> AIM OF THE EXERCISE: Extract exactly and only the lines from the one containing "Give me a plain-text" through the end of the entries below. Pictures should not appear in the copy.

Saved entries

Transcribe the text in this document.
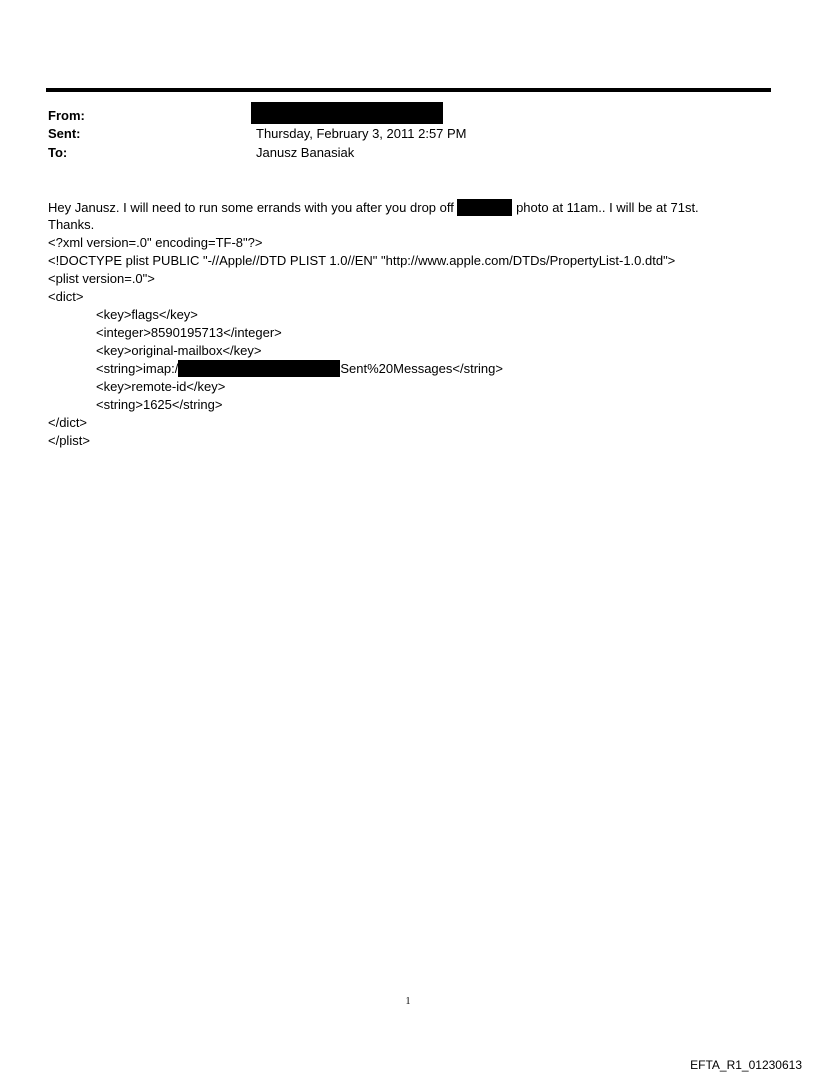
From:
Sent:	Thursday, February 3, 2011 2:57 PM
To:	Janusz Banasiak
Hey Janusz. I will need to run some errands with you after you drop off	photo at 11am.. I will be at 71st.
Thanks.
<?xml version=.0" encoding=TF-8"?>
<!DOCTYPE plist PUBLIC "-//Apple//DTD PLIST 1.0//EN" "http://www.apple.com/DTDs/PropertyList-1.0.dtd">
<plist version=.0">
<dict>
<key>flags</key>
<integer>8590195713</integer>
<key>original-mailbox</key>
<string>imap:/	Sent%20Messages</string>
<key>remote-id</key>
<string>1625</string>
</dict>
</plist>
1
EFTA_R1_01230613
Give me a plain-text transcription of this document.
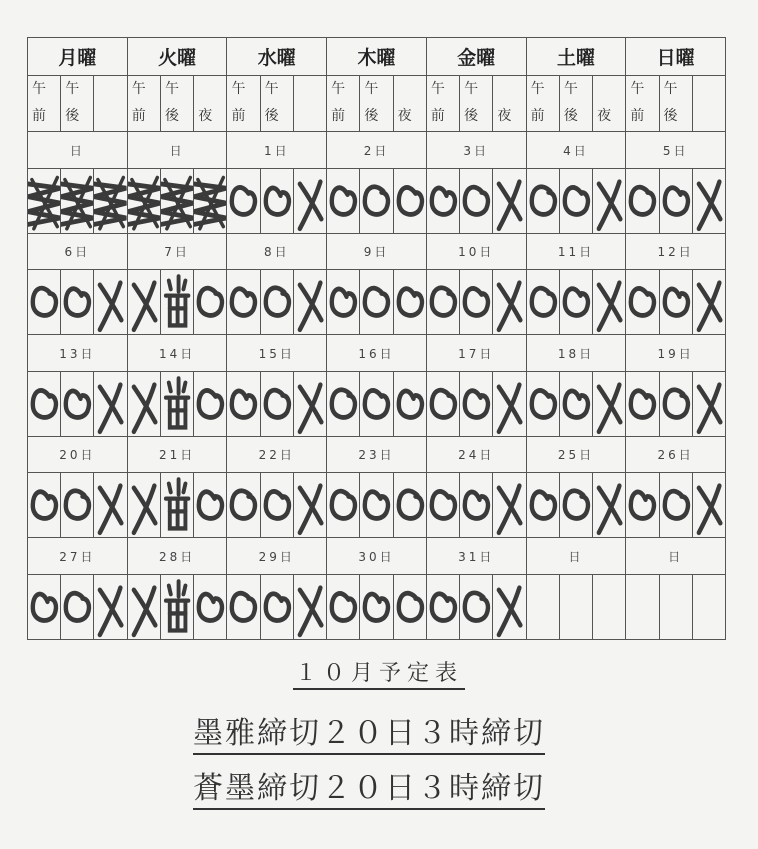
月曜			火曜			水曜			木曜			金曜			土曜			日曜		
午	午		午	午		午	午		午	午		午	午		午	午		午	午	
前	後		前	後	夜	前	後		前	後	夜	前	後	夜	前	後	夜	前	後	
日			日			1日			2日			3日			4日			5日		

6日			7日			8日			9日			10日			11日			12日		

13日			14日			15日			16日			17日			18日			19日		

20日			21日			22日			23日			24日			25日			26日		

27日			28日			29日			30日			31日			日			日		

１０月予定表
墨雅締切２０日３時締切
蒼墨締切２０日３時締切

> THE ANSWER:
Give me a plain-text transcription of this document.
月曜			火曜			水曜			木曜			金曜			土曜			日曜		
午	午		午	午		午	午		午	午		午	午		午	午		午	午	
前	後		前	後	夜	前	後		前	後	夜	前	後	夜	前	後	夜	前	後	
日			日			1日			2日			3日			4日			5日		

6日			7日			8日			9日			10日			11日			12日		

13日			14日			15日			16日			17日			18日			19日		

20日			21日			22日			23日			24日			25日			26日		

27日			28日			29日			30日			31日			日			日		

１０月予定表
墨雅締切２０日３時締切
蒼墨締切２０日３時締切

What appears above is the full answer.